┌────────
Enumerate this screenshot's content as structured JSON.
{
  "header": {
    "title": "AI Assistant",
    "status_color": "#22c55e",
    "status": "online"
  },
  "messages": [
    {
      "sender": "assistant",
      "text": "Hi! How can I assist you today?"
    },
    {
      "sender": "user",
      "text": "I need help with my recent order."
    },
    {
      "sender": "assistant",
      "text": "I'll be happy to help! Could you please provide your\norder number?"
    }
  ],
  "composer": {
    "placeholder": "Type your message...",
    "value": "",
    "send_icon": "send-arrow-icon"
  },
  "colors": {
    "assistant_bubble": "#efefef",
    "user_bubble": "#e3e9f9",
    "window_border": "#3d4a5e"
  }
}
└────────
> Request
Provide an exact reproduction of all the entries shown above.

> Solution for this task
Enumerate this screenshot's content as structured JSON.
{
  "header": {
    "title": "AI Assistant",
    "status_color": "#22c55e",
    "status": "online"
  },
  "messages": [
    {
      "sender": "assistant",
      "text": "Hi! How can I assist you today?"
    },
    {
      "sender": "user",
      "text": "I need help with my recent order."
    },
    {
      "sender": "assistant",
      "text": "I'll be happy to help! Could you please provide your\norder number?"
    }
  ],
  "composer": {
    "placeholder": "Type your message...",
    "value": "",
    "send_icon": "send-arrow-icon"
  },
  "colors": {
    "assistant_bubble": "#efefef",
    "user_bubble": "#e3e9f9",
    "window_border": "#3d4a5e"
  }
}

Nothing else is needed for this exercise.